Exercise aim -> Nothing may be dropped or altered: reproduce all the data.

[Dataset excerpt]

* * * * *

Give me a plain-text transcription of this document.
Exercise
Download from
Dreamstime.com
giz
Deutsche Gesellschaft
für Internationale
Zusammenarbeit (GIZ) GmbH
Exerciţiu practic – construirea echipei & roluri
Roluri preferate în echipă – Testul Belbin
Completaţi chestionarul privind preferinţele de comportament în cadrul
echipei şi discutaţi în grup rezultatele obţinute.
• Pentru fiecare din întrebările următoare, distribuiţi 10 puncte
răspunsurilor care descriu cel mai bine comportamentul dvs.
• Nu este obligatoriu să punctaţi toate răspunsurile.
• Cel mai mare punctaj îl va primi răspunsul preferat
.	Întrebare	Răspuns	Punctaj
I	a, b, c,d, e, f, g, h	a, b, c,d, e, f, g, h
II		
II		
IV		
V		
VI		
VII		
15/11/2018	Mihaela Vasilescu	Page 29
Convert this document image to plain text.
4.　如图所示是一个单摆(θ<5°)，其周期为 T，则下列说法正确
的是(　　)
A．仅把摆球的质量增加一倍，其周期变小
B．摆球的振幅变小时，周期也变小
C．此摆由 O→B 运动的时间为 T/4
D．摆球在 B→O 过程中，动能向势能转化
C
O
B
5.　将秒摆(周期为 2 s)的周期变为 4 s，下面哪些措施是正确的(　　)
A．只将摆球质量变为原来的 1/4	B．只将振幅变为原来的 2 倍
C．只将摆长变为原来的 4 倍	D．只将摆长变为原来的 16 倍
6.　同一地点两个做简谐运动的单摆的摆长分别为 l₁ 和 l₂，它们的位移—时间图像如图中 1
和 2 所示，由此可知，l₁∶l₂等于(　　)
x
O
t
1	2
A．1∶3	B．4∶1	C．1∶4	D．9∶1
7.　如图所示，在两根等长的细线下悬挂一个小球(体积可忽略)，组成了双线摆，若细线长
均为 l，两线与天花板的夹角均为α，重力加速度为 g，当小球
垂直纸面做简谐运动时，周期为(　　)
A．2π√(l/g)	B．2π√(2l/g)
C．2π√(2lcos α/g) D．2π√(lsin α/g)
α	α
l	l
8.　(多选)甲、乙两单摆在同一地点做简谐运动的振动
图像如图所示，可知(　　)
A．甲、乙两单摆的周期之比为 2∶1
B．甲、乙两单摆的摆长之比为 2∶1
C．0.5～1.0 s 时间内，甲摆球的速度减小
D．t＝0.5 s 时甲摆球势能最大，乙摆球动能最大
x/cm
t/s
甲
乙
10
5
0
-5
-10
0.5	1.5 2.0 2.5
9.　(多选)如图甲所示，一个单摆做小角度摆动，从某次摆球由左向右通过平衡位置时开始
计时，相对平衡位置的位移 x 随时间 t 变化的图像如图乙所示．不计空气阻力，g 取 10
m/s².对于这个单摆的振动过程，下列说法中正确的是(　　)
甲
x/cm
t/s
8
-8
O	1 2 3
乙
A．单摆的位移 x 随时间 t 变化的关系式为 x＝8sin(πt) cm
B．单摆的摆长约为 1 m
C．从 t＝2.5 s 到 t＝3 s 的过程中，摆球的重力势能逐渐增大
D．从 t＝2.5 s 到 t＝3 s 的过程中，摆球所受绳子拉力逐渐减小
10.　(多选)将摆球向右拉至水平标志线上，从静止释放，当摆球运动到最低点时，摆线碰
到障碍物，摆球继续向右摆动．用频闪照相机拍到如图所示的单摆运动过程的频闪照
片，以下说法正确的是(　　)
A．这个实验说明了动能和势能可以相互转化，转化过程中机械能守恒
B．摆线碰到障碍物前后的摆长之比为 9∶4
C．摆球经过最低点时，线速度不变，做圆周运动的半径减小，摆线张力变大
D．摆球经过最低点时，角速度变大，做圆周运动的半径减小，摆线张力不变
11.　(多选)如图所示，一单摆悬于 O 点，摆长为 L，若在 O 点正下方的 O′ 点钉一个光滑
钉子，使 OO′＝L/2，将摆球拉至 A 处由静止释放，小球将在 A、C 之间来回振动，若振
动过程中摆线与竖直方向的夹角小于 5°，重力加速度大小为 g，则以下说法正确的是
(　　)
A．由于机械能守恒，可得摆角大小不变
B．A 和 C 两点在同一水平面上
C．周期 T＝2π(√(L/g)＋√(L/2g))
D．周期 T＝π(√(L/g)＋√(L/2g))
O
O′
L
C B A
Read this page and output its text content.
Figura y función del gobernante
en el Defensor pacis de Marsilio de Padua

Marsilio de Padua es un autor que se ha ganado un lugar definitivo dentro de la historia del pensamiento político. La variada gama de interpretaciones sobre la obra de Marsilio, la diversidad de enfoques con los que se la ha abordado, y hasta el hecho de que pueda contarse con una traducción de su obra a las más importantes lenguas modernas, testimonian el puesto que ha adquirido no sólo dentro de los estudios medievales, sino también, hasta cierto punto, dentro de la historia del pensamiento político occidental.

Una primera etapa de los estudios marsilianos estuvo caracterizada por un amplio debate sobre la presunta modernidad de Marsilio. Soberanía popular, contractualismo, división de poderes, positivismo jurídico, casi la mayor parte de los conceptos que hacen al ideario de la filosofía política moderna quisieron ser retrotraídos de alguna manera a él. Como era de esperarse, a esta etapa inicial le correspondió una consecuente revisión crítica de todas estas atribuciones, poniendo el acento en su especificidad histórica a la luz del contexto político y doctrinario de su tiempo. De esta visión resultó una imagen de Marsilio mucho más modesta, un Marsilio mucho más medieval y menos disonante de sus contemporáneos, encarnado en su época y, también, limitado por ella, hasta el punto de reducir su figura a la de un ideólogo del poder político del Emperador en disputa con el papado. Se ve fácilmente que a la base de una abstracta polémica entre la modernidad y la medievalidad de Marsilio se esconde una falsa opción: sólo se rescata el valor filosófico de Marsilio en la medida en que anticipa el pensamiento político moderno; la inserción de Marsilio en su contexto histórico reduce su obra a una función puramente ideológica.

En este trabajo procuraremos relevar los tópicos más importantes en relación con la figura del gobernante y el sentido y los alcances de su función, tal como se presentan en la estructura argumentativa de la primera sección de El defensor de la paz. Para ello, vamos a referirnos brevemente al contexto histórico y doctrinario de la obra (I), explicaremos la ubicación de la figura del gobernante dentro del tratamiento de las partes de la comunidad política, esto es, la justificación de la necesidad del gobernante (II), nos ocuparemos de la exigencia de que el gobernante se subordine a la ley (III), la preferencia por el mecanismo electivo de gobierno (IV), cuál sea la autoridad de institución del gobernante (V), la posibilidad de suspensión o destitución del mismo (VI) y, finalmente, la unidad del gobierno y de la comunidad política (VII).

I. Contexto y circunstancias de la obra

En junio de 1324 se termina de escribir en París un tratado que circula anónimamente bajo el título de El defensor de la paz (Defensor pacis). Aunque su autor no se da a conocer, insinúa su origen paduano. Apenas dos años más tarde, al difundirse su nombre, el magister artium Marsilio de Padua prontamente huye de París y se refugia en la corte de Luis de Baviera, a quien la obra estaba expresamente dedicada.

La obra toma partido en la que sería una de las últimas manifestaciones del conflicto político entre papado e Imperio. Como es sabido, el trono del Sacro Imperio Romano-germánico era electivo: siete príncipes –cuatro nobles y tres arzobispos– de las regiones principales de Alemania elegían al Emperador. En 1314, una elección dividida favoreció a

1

* * * * *

Full response ->
Give me a plain-text transcription of this document.
Exercise
Download from
Dreamstime.com
giz
Deutsche Gesellschaft
für Internationale
Zusammenarbeit (GIZ) GmbH
Exerciţiu practic – construirea echipei & roluri
Roluri preferate în echipă – Testul Belbin
Completaţi chestionarul privind preferinţele de comportament în cadrul
echipei şi discutaţi în grup rezultatele obţinute.
• Pentru fiecare din întrebările următoare, distribuiţi 10 puncte
răspunsurilor care descriu cel mai bine comportamentul dvs.
• Nu este obligatoriu să punctaţi toate răspunsurile.
• Cel mai mare punctaj îl va primi răspunsul preferat
.	Întrebare	Răspuns	Punctaj
I	a, b, c,d, e, f, g, h	a, b, c,d, e, f, g, h
II		
II		
IV		
V		
VI		
VII		
15/11/2018	Mihaela Vasilescu	Page 29
Convert this document image to plain text.
4.　如图所示是一个单摆(θ<5°)，其周期为 T，则下列说法正确
的是(　　)
A．仅把摆球的质量增加一倍，其周期变小
B．摆球的振幅变小时，周期也变小
C．此摆由 O→B 运动的时间为 T/4
D．摆球在 B→O 过程中，动能向势能转化
C
O
B
5.　将秒摆(周期为 2 s)的周期变为 4 s，下面哪些措施是正确的(　　)
A．只将摆球质量变为原来的 1/4	B．只将振幅变为原来的 2 倍
C．只将摆长变为原来的 4 倍	D．只将摆长变为原来的 16 倍
6.　同一地点两个做简谐运动的单摆的摆长分别为 l₁ 和 l₂，它们的位移—时间图像如图中 1
和 2 所示，由此可知，l₁∶l₂等于(　　)
x
O
t
1	2
A．1∶3	B．4∶1	C．1∶4	D．9∶1
7.　如图所示，在两根等长的细线下悬挂一个小球(体积可忽略)，组成了双线摆，若细线长
均为 l，两线与天花板的夹角均为α，重力加速度为 g，当小球
垂直纸面做简谐运动时，周期为(　　)
A．2π√(l/g)	B．2π√(2l/g)
C．2π√(2lcos α/g) D．2π√(lsin α/g)
α	α
l	l
8.　(多选)甲、乙两单摆在同一地点做简谐运动的振动
图像如图所示，可知(　　)
A．甲、乙两单摆的周期之比为 2∶1
B．甲、乙两单摆的摆长之比为 2∶1
C．0.5～1.0 s 时间内，甲摆球的速度减小
D．t＝0.5 s 时甲摆球势能最大，乙摆球动能最大
x/cm
t/s
甲
乙
10
5
0
-5
-10
0.5	1.5 2.0 2.5
9.　(多选)如图甲所示，一个单摆做小角度摆动，从某次摆球由左向右通过平衡位置时开始
计时，相对平衡位置的位移 x 随时间 t 变化的图像如图乙所示．不计空气阻力，g 取 10
m/s².对于这个单摆的振动过程，下列说法中正确的是(　　)
甲
x/cm
t/s
8
-8
O	1 2 3
乙
A．单摆的位移 x 随时间 t 变化的关系式为 x＝8sin(πt) cm
B．单摆的摆长约为 1 m
C．从 t＝2.5 s 到 t＝3 s 的过程中，摆球的重力势能逐渐增大
D．从 t＝2.5 s 到 t＝3 s 的过程中，摆球所受绳子拉力逐渐减小
10.　(多选)将摆球向右拉至水平标志线上，从静止释放，当摆球运动到最低点时，摆线碰
到障碍物，摆球继续向右摆动．用频闪照相机拍到如图所示的单摆运动过程的频闪照
片，以下说法正确的是(　　)
A．这个实验说明了动能和势能可以相互转化，转化过程中机械能守恒
B．摆线碰到障碍物前后的摆长之比为 9∶4
C．摆球经过最低点时，线速度不变，做圆周运动的半径减小，摆线张力变大
D．摆球经过最低点时，角速度变大，做圆周运动的半径减小，摆线张力不变
11.　(多选)如图所示，一单摆悬于 O 点，摆长为 L，若在 O 点正下方的 O′ 点钉一个光滑
钉子，使 OO′＝L/2，将摆球拉至 A 处由静止释放，小球将在 A、C 之间来回振动，若振
动过程中摆线与竖直方向的夹角小于 5°，重力加速度大小为 g，则以下说法正确的是
(　　)
A．由于机械能守恒，可得摆角大小不变
B．A 和 C 两点在同一水平面上
C．周期 T＝2π(√(L/g)＋√(L/2g))
D．周期 T＝π(√(L/g)＋√(L/2g))
O
O′
L
C B A
Read this page and output its text content.
Figura y función del gobernante
en el Defensor pacis de Marsilio de Padua

Marsilio de Padua es un autor que se ha ganado un lugar definitivo dentro de la historia del pensamiento político. La variada gama de interpretaciones sobre la obra de Marsilio, la diversidad de enfoques con los que se la ha abordado, y hasta el hecho de que pueda contarse con una traducción de su obra a las más importantes lenguas modernas, testimonian el puesto que ha adquirido no sólo dentro de los estudios medievales, sino también, hasta cierto punto, dentro de la historia del pensamiento político occidental.

Una primera etapa de los estudios marsilianos estuvo caracterizada por un amplio debate sobre la presunta modernidad de Marsilio. Soberanía popular, contractualismo, división de poderes, positivismo jurídico, casi la mayor parte de los conceptos que hacen al ideario de la filosofía política moderna quisieron ser retrotraídos de alguna manera a él. Como era de esperarse, a esta etapa inicial le correspondió una consecuente revisión crítica de todas estas atribuciones, poniendo el acento en su especificidad histórica a la luz del contexto político y doctrinario de su tiempo. De esta visión resultó una imagen de Marsilio mucho más modesta, un Marsilio mucho más medieval y menos disonante de sus contemporáneos, encarnado en su época y, también, limitado por ella, hasta el punto de reducir su figura a la de un ideólogo del poder político del Emperador en disputa con el papado. Se ve fácilmente que a la base de una abstracta polémica entre la modernidad y la medievalidad de Marsilio se esconde una falsa opción: sólo se rescata el valor filosófico de Marsilio en la medida en que anticipa el pensamiento político moderno; la inserción de Marsilio en su contexto histórico reduce su obra a una función puramente ideológica.

En este trabajo procuraremos relevar los tópicos más importantes en relación con la figura del gobernante y el sentido y los alcances de su función, tal como se presentan en la estructura argumentativa de la primera sección de El defensor de la paz. Para ello, vamos a referirnos brevemente al contexto histórico y doctrinario de la obra (I), explicaremos la ubicación de la figura del gobernante dentro del tratamiento de las partes de la comunidad política, esto es, la justificación de la necesidad del gobernante (II), nos ocuparemos de la exigencia de que el gobernante se subordine a la ley (III), la preferencia por el mecanismo electivo de gobierno (IV), cuál sea la autoridad de institución del gobernante (V), la posibilidad de suspensión o destitución del mismo (VI) y, finalmente, la unidad del gobierno y de la comunidad política (VII).

I. Contexto y circunstancias de la obra

En junio de 1324 se termina de escribir en París un tratado que circula anónimamente bajo el título de El defensor de la paz (Defensor pacis). Aunque su autor no se da a conocer, insinúa su origen paduano. Apenas dos años más tarde, al difundirse su nombre, el magister artium Marsilio de Padua prontamente huye de París y se refugia en la corte de Luis de Baviera, a quien la obra estaba expresamente dedicada.

La obra toma partido en la que sería una de las últimas manifestaciones del conflicto político entre papado e Imperio. Como es sabido, el trono del Sacro Imperio Romano-germánico era electivo: siete príncipes –cuatro nobles y tres arzobispos– de las regiones principales de Alemania elegían al Emperador. En 1314, una elección dividida favoreció a

1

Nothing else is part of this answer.